### Input records
==============================

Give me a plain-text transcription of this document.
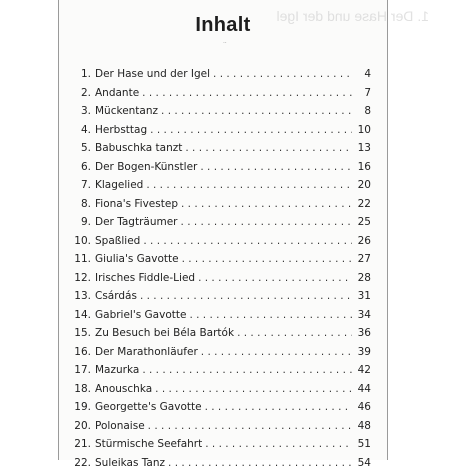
1. Der Hase und der Igel
Inhalt
·ˑ
1. Der Hase und der Igel . . .	4
2. Andante . . .	7
3. Mückentanz . . .	8
4. Herbsttag . . .	10
5. Babuschka tanzt . . .	13
6. Der Bogen-Künstler . . .	16
7. Klagelied . . .	20
8. Fiona's Fivestep . . .	22
9. Der Tagträumer . . .	25
10. Spaßlied . . .	26
11. Giulia's Gavotte . . .	27
12. Irisches Fiddle-Lied . . .	28
13. Csárdás . . .	31
14. Gabriel's Gavotte . . .	34
15. Zu Besuch bei Béla Bartók . . .	36
16. Der Marathonläufer . . .	39
17. Mazurka . . .	42
18. Anouschka . . .	44
19. Georgette's Gavotte . . .	46
20. Polonaise . . .	48
21. Stürmische Seefahrt . . .	51
22. Suleikas Tanz . . .	54
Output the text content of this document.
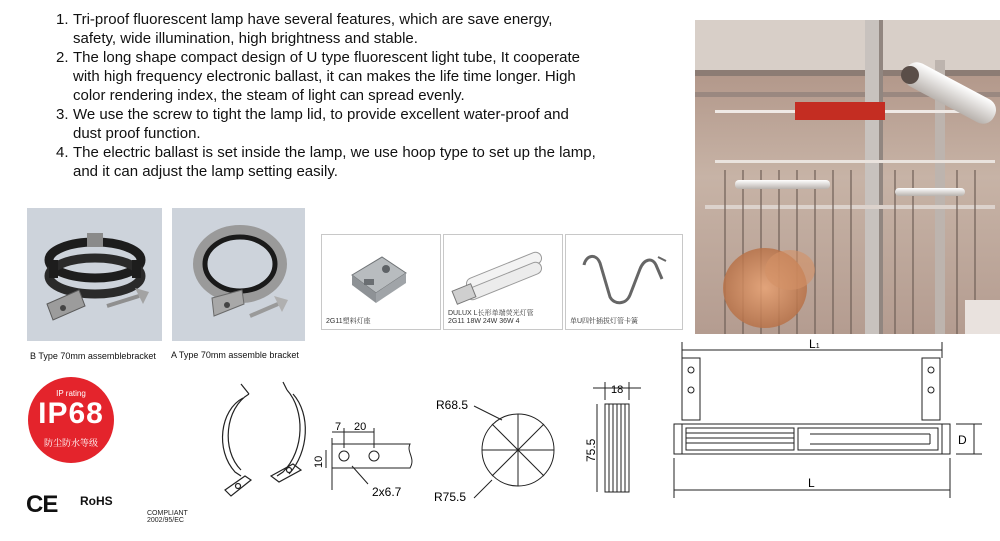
1. Tri-proof fluorescent lamp have several features, which are save energy, safety, wide illumination, high brightness and stable.
2. The long shape compact design of U type fluorescent light tube, It cooperate with high frequency electronic ballast, it can makes the life time longer. High color rendering index, the steam of light can spread evenly.
3. We use the screw to tight the lamp lid, to provide excellent water-proof and dust proof function.
4. The electric ballast is set inside the lamp, we use hoop type to set up the lamp, and it can adjust the lamp setting easily.
B Type 70mm assemblebracket A Type 70mm assemble bracket
2G11塑料灯座
DULUX L长形单端荧光灯管
2G11 18W 24W 36W 4	单U四针插拔灯管卡簧
IP rating
IP68
防尘防水等级
CE RoHS
COMPLIANT
2002/95/EC
7 20
10
2x6.7
R68.5
R75.5
18
75.5
L1
D
L
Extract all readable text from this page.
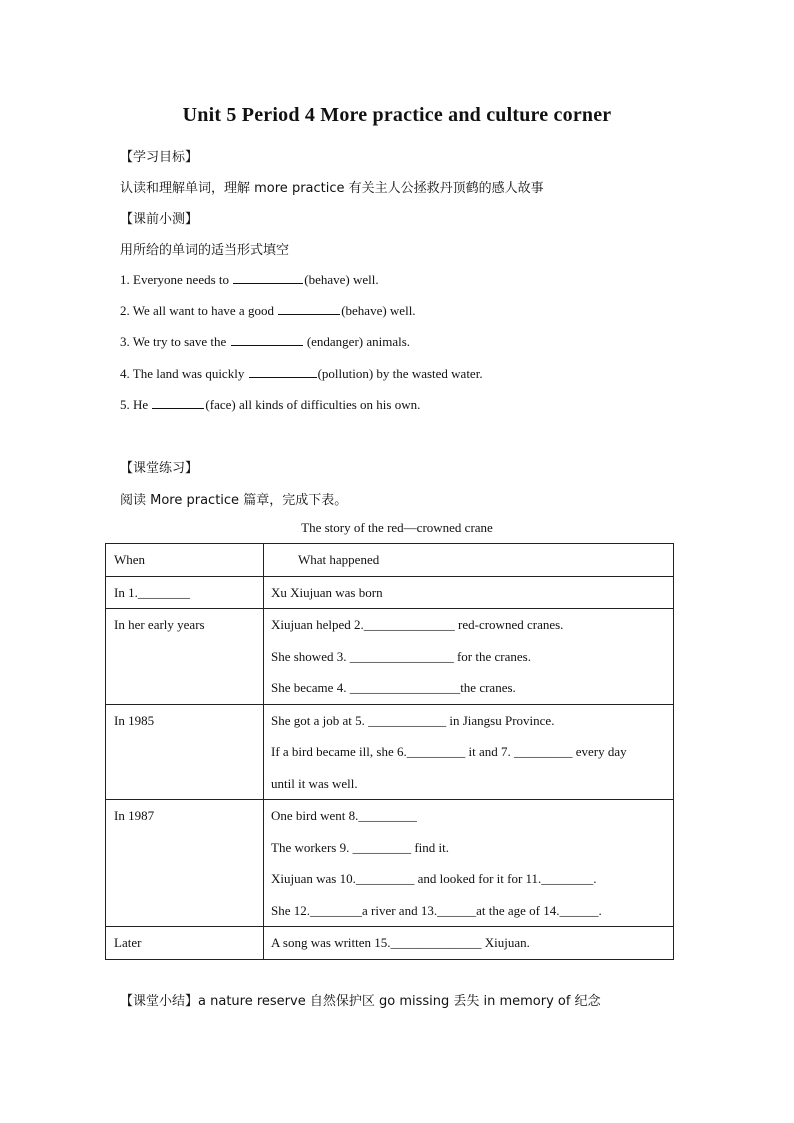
Unit 5 Period 4 More practice and culture corner
【学习目标】
认读和理解单词，理解 more practice 有关主人公拯救丹顶鹤的感人故事
【课前小测】
用所给的单词的适当形式填空
1. Everyone needs to	(behave) well.
2. We all want to have a good	(behave) well.
3. We try to save the	(endanger) animals.
4. The land was quickly	(pollution) by the wasted water.
5. He	(face) all kinds of difficulties on his own.
【课堂练习】
阅读 More practice 篇章，完成下表。
The story of the red—crowned crane
When	What happened

In 1.________	Xu Xiujuan was born

In her early years	Xiujuan helped 2.______________ red-crowned cranes.
She showed 3. ________________ for the cranes.
She became 4. _________________the cranes.

In 1985	She got a job at 5. ____________ in Jiangsu Province.
If a bird became ill, she 6._________ it and 7. _________ every day
until it was well.

In 1987	One bird went 8._________
The workers 9. _________ find it.
Xiujuan was 10._________ and looked for it for 11.________.
She 12.________a river and 13.______at the age of 14.______.

Later	A song was written 15.______________ Xiujuan.
【课堂小结】a nature reserve 自然保护区 go missing 丢失 in memory of 纪念
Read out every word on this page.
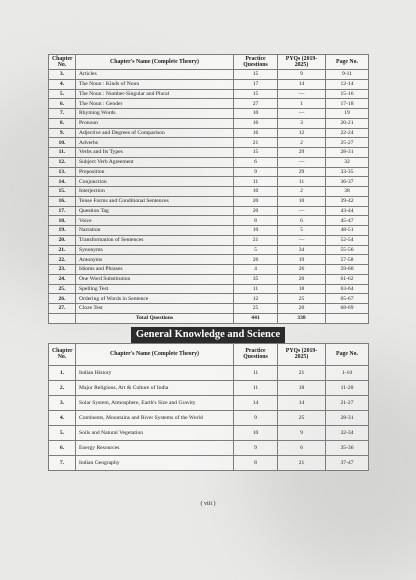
Chapter No.	Chapter's Name (Complete Theory)	Practice Questions	PYQs (2019-2025)	Page No.
3.	Articles	15	9	9-11
4.	The Noun : Kinds of Noun	17	14	12-14
5.	The Noun : Number-Singular and Plural	15	—	15-16
6.	The Noun : Gender	27	1	17-18
7.	Rhyming Words	10	—	19
8.	Pronoun	16	3	20-21
9.	Adjective and Degrees of Comparison	16	12	22-24
10.	Adverbs	21	2	25-27
11.	Verbs and Its Types	15	29	28-31
12.	Subject Verb Agreement	6	—	32
13.	Preposition	9	29	33-35
14.	Conjunction	11	11	36-37
15.	Interjection	10	2	38
16.	Tense Forms and Conditional Sentences	20	10	39-42
17.	Question Tag	20	—	43-44
18.	Voice	8	6	45-47
19.	Narration	10	5	48-51
20.	Transformation of Sentences	21	—	52-54
21.	Synonyms	5	34	55-56
22.	Antonyms	26	19	57-58
23.	Idioms and Phrases	4	26	59-60
24.	One Word Substitution	35	20	61-62
25.	Spelling Test	11	18	63-64
26.	Ordering of Words in Sentence	12	25	65-67
27.	Cloze Test	25	20	68-69
	Total Questions	441	338	
General Knowledge and Science
Chapter No.	Chapter's Name (Complete Theory)	Practice Questions	PYQs (2019-2025)	Page No.
1.	Indian History	11	21	1-10
2.	Major Religions, Art & Culture of India	11	18	11-20
3.	Solar System, Atmosphere, Earth's Size and Gravity	14	14	21-27
4.	Continents, Mountains and River Systems of the World	9	25	28-31
5.	Soils and Natural Vegetation	10	9	32-34
6.	Energy Resources	9	6	35-36
7.	Indian Geography	8	21	37-47
( viii )
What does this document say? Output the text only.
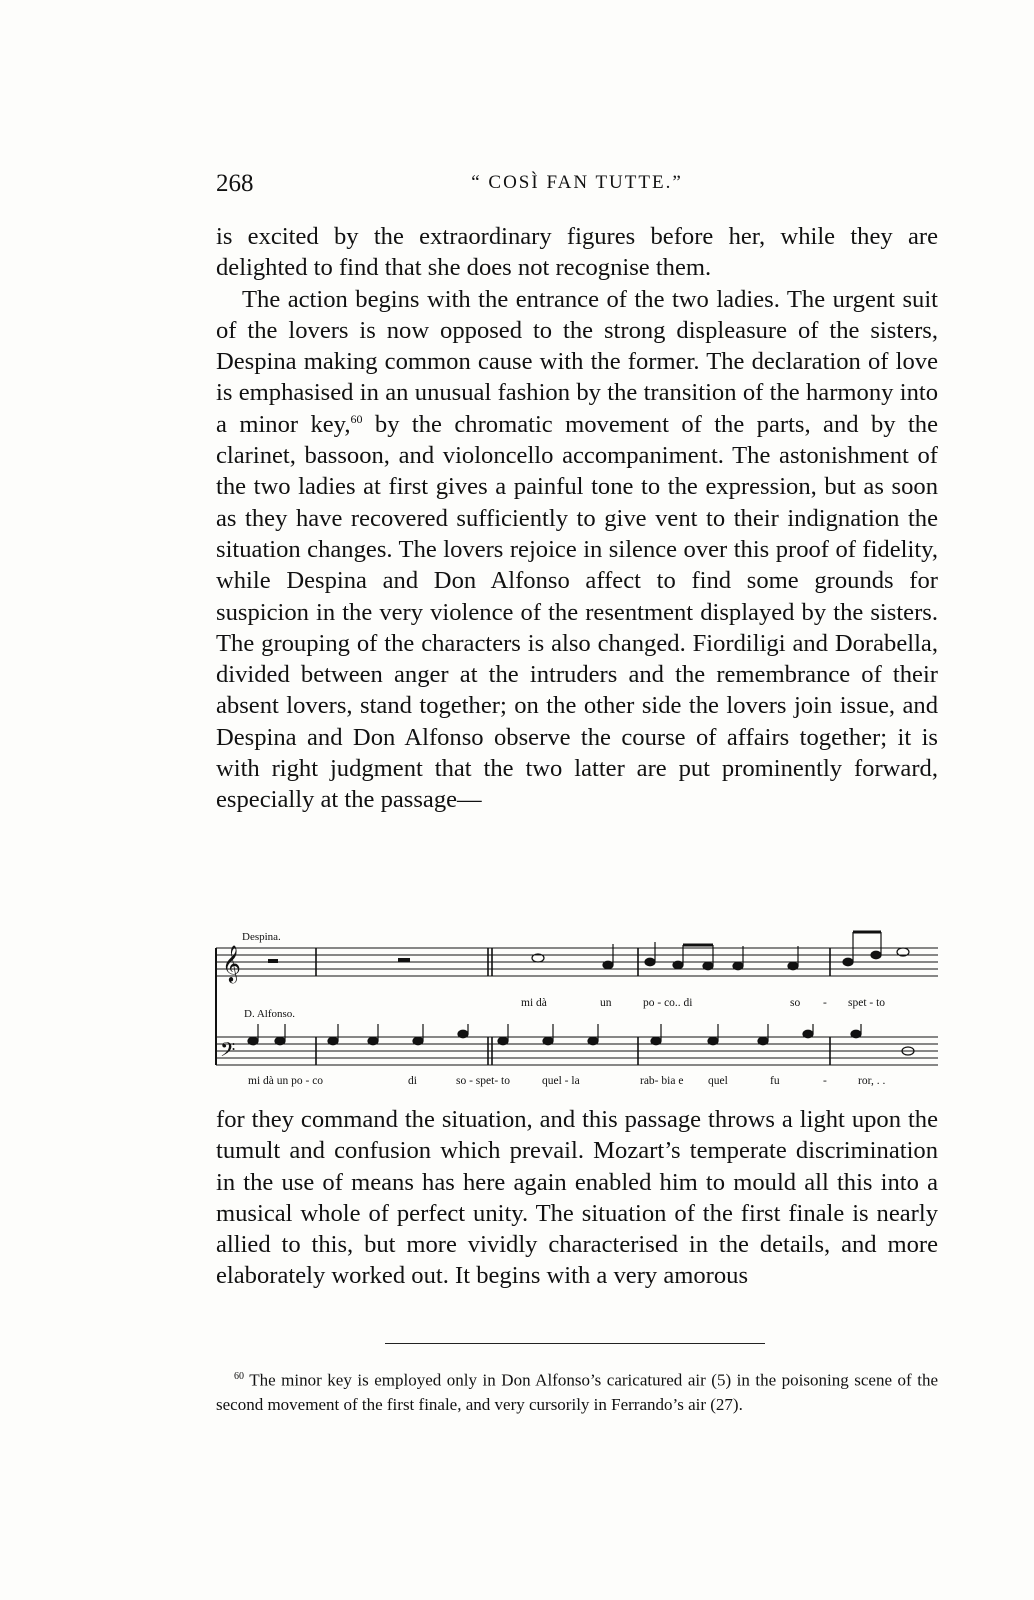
268	“ COSÌ FAN TUTTE.”

is excited by the extraordinary figures before her, while they are delighted to find that she does not recognise them.

The action begins with the entrance of the two ladies. The urgent suit of the lovers is now opposed to the strong displeasure of the sisters, Despina making common cause with the former. The declaration of love is emphasised in an unusual fashion by the transition of the harmony into a minor key,$^{60}$ by the chromatic movement of the parts, and by the clarinet, bassoon, and violoncello accompaniment. The astonishment of the two ladies at first gives a painful tone to the expression, but as soon as they have recovered sufficiently to give vent to their indignation the situation changes. The lovers rejoice in silence over this proof of fidelity, while Despina and Don Alfonso affect to find some grounds for suspicion in the very violence of the resentment displayed by the sisters. The grouping of the characters is also changed. Fiordiligi and Dorabella, divided between anger at the intruders and the remembrance of their absent lovers, stand together; on the other side the lovers join issue, and Despina and Don Alfonso observe the course of affairs together; it is with right judgment that the two latter are put prominently forward, especially at the passage—

𝄞
𝄢
Despina.
D. Alfonso.
mi dà	un	po - co.. di	so - spet - to
mi dà un po - co	di	so - spet- to	quel - la	rab- bia e quel	fu	-	ror, . .

for they command the situation, and this passage throws a light upon the tumult and confusion which prevail. Mozart’s temperate discrimination in the use of means has here again enabled him to mould all this into a musical whole of perfect unity. The situation of the first finale is nearly allied to this, but more vividly characterised in the details, and more elaborately worked out. It begins with a very amorous

$^{60}$ The minor key is employed only in Don Alfonso’s caricatured air (5) in the poisoning scene of the second movement of the first finale, and very cursorily in Ferrando’s air (27).
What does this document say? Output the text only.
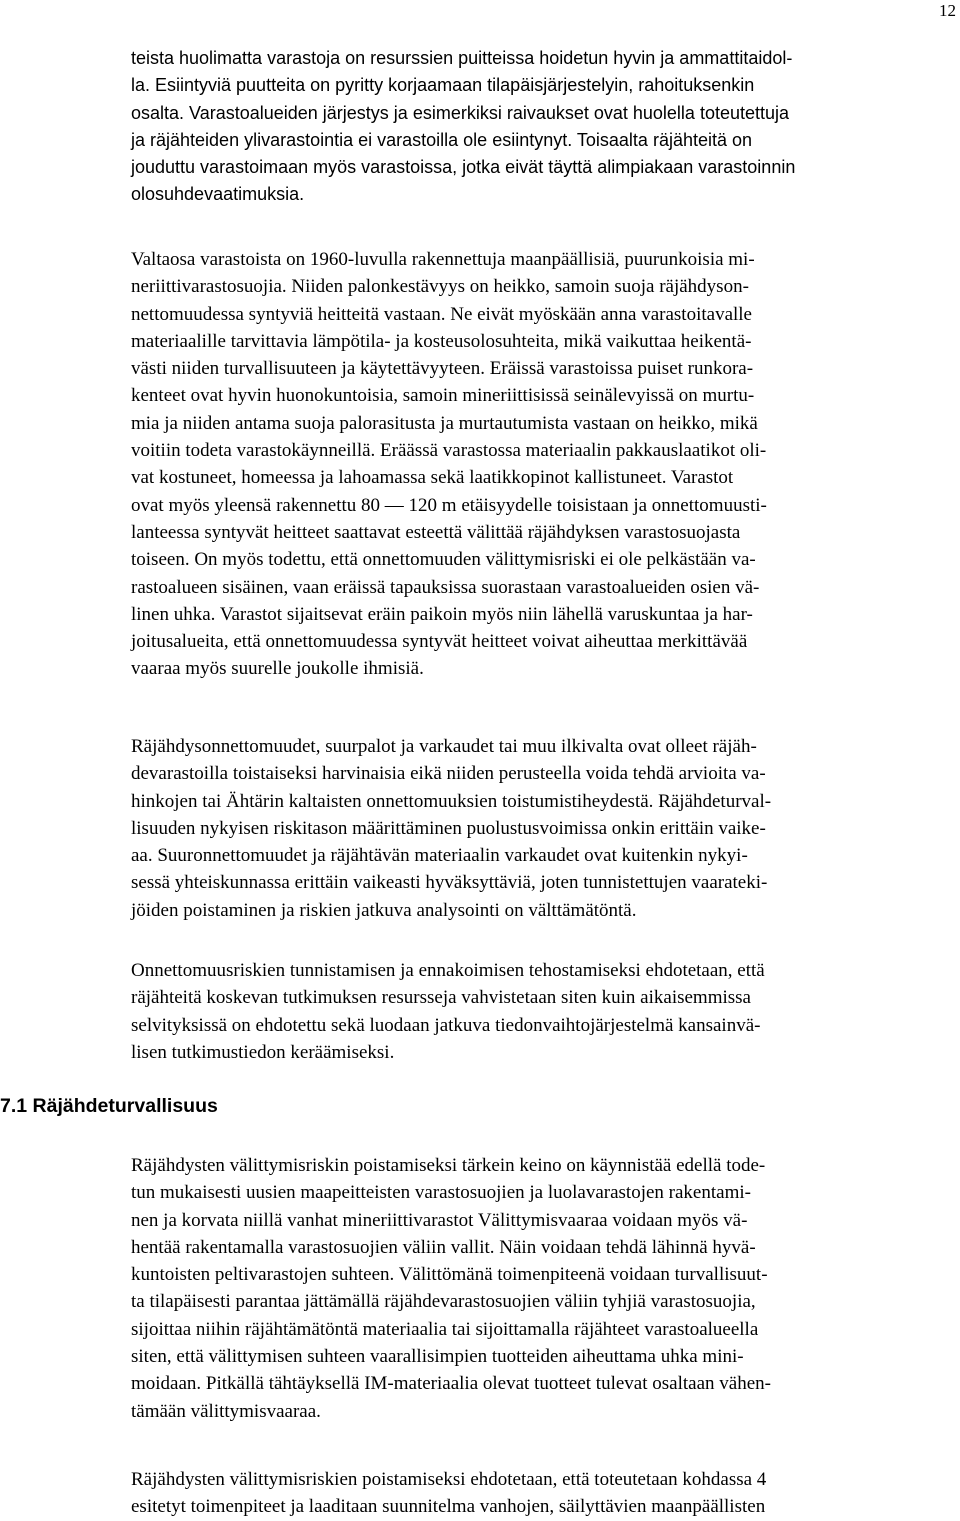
12
7.1 Räjähdeturvallisuus

teista huolimatta varastoja on resurssien puitteissa hoidetun hyvin ja ammattitaidol-
la. Esiintyviä puutteita on pyritty korjaamaan tilapäisjärjestelyin, rahoituksenkin
osalta. Varastoalueiden järjestys ja esimerkiksi raivaukset ovat huolella toteutettuja
ja räjähteiden ylivarastointia ei varastoilla ole esiintynyt. Toisaalta räjähteitä on
jouduttu varastoimaan myös varastoissa, jotka eivät täyttä alimpiakaan varastoinnin
olosuhdevaatimuksia.

Valtaosa varastoista on 1960-luvulla rakennettuja maanpäällisiä, puurunkoisia mi-
neriittivarastosuojia. Niiden palonkestävyys on heikko, samoin suoja räjähdyson-
nettomuudessa syntyviä heitteitä vastaan. Ne eivät myöskään anna varastoitavalle
materiaalille tarvittavia lämpötila- ja kosteusolosuhteita, mikä vaikuttaa heikentä-
västi niiden turvallisuuteen ja käytettävyyteen. Eräissä varastoissa puiset runkora-
kenteet ovat hyvin huonokuntoisia, samoin mineriittisissä seinälevyissä on murtu-
mia ja niiden antama suoja palorasitusta ja murtautumista vastaan on heikko, mikä
voitiin todeta varastokäynneillä. Eräässä varastossa materiaalin pakkauslaatikot oli-
vat kostuneet, homeessa ja lahoamassa sekä laatikkopinot kallistuneet. Varastot
ovat myös yleensä rakennettu 80 — 120 m etäisyydelle toisistaan ja onnettomuusti-
lanteessa syntyvät heitteet saattavat esteettä välittää räjähdyksen varastosuojasta
toiseen. On myös todettu, että onnettomuuden välittymisriski ei ole pelkästään va-
rastoalueen sisäinen, vaan eräissä tapauksissa suorastaan varastoalueiden osien vä-
linen uhka. Varastot sijaitsevat eräin paikoin myös niin lähellä varuskuntaa ja har-
joitusalueita, että onnettomuudessa syntyvät heitteet voivat aiheuttaa merkittävää
vaaraa myös suurelle joukolle ihmisiä.

Räjähdysonnettomuudet, suurpalot ja varkaudet tai muu ilkivalta ovat olleet räjäh-
devarastoilla toistaiseksi harvinaisia eikä niiden perusteella voida tehdä arvioita va-
hinkojen tai Ähtärin kaltaisten onnettomuuksien toistumistiheydestä. Räjähdeturval-
lisuuden nykyisen riskitason määrittäminen puolustusvoimissa onkin erittäin vaike-
aa. Suuronnettomuudet ja räjähtävän materiaalin varkaudet ovat kuitenkin nykyi-
sessä yhteiskunnassa erittäin vaikeasti hyväksyttäviä, joten tunnistettujen vaarateki-
jöiden poistaminen ja riskien jatkuva analysointi on välttämätöntä.

Onnettomuusriskien tunnistamisen ja ennakoimisen tehostamiseksi ehdotetaan, että
räjähteitä koskevan tutkimuksen resursseja vahvistetaan siten kuin aikaisemmissa
selvityksissä on ehdotettu sekä luodaan jatkuva tiedonvaihtojärjestelmä kansainvä-
lisen tutkimustiedon keräämiseksi.

Räjähdysten välittymisriskin poistamiseksi tärkein keino on käynnistää edellä tode-
tun mukaisesti uusien maapeitteisten varastosuojien ja luolavarastojen rakentami-
nen ja korvata niillä vanhat mineriittivarastot Välittymisvaaraa voidaan myös vä-
hentää rakentamalla varastosuojien väliin vallit. Näin voidaan tehdä lähinnä hyvä-
kuntoisten peltivarastojen suhteen. Välittömänä toimenpiteenä voidaan turvallisuut-
ta tilapäisesti parantaa jättämällä räjähdevarastosuojien väliin tyhjiä varastosuojia,
sijoittaa niihin räjähtämätöntä materiaalia tai sijoittamalla räjähteet varastoalueella
siten, että välittymisen suhteen vaarallisimpien tuotteiden aiheuttama uhka mini-
moidaan. Pitkällä tähtäyksellä IM-materiaalia olevat tuotteet tulevat osaltaan vähen-
tämään välittymisvaaraa.

Räjähdysten välittymisriskien poistamiseksi ehdotetaan, että toteutetaan kohdassa 4
esitetyt toimenpiteet ja laaditaan suunnitelma vanhojen, säilyttävien maanpäällisten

==============================

### Exercise goal
Search the records for the word "Igel", then list every line that has it.

### Finished task
1. Der Hase und der Igel
1. Der Hase und der Igel . . .	4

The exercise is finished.